### PROBLEM DESCRIPTION
Below you will find a set of lines. Repeat them all exactly.

### DATA FOR PROCESSING
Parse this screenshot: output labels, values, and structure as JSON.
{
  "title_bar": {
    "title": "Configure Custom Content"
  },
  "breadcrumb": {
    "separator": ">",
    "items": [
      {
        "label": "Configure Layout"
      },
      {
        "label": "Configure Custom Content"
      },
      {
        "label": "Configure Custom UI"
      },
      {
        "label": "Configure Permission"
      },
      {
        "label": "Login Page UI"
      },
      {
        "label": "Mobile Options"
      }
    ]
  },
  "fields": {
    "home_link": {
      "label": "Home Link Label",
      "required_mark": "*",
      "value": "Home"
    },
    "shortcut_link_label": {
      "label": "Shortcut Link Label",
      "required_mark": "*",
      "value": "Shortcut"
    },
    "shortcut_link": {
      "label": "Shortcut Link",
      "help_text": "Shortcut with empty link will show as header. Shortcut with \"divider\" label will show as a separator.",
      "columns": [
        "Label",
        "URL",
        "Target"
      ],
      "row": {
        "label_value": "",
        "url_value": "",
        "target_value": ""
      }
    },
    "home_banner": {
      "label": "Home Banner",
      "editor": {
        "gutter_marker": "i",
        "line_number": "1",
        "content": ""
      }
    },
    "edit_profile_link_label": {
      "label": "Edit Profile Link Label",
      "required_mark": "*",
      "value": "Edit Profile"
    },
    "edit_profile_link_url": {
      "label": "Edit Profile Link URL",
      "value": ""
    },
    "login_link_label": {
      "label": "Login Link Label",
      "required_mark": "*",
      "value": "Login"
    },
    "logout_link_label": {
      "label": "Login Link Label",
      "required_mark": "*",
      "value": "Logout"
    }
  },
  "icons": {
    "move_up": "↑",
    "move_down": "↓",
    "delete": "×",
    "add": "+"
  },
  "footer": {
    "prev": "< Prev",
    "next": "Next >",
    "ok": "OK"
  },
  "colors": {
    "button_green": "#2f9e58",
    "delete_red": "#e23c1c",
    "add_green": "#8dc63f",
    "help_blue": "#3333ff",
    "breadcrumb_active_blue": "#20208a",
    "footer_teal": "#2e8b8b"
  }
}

### RESULT FOR THIS TASK
Parse this screenshot: output labels, values, and structure as JSON.
{
  "title_bar": {
    "title": "Configure Custom Content"
  },
  "breadcrumb": {
    "separator": ">",
    "items": [
      {
        "label": "Configure Layout"
      },
      {
        "label": "Configure Custom Content"
      },
      {
        "label": "Configure Custom UI"
      },
      {
        "label": "Configure Permission"
      },
      {
        "label": "Login Page UI"
      },
      {
        "label": "Mobile Options"
      }
    ]
  },
  "fields": {
    "home_link": {
      "label": "Home Link Label",
      "required_mark": "*",
      "value": "Home"
    },
    "shortcut_link_label": {
      "label": "Shortcut Link Label",
      "required_mark": "*",
      "value": "Shortcut"
    },
    "shortcut_link": {
      "label": "Shortcut Link",
      "help_text": "Shortcut with empty link will show as header. Shortcut with \"divider\" label will show as a separator.",
      "columns": [
        "Label",
        "URL",
        "Target"
      ],
      "row": {
        "label_value": "",
        "url_value": "",
        "target_value": ""
      }
    },
    "home_banner": {
      "label": "Home Banner",
      "editor": {
        "gutter_marker": "i",
        "line_number": "1",
        "content": ""
      }
    },
    "edit_profile_link_label": {
      "label": "Edit Profile Link Label",
      "required_mark": "*",
      "value": "Edit Profile"
    },
    "edit_profile_link_url": {
      "label": "Edit Profile Link URL",
      "value": ""
    },
    "login_link_label": {
      "label": "Login Link Label",
      "required_mark": "*",
      "value": "Login"
    },
    "logout_link_label": {
      "label": "Login Link Label",
      "required_mark": "*",
      "value": "Logout"
    }
  },
  "icons": {
    "move_up": "↑",
    "move_down": "↓",
    "delete": "×",
    "add": "+"
  },
  "footer": {
    "prev": "< Prev",
    "next": "Next >",
    "ok": "OK"
  },
  "colors": {
    "button_green": "#2f9e58",
    "delete_red": "#e23c1c",
    "add_green": "#8dc63f",
    "help_blue": "#3333ff",
    "breadcrumb_active_blue": "#20208a",
    "footer_teal": "#2e8b8b"
  }
}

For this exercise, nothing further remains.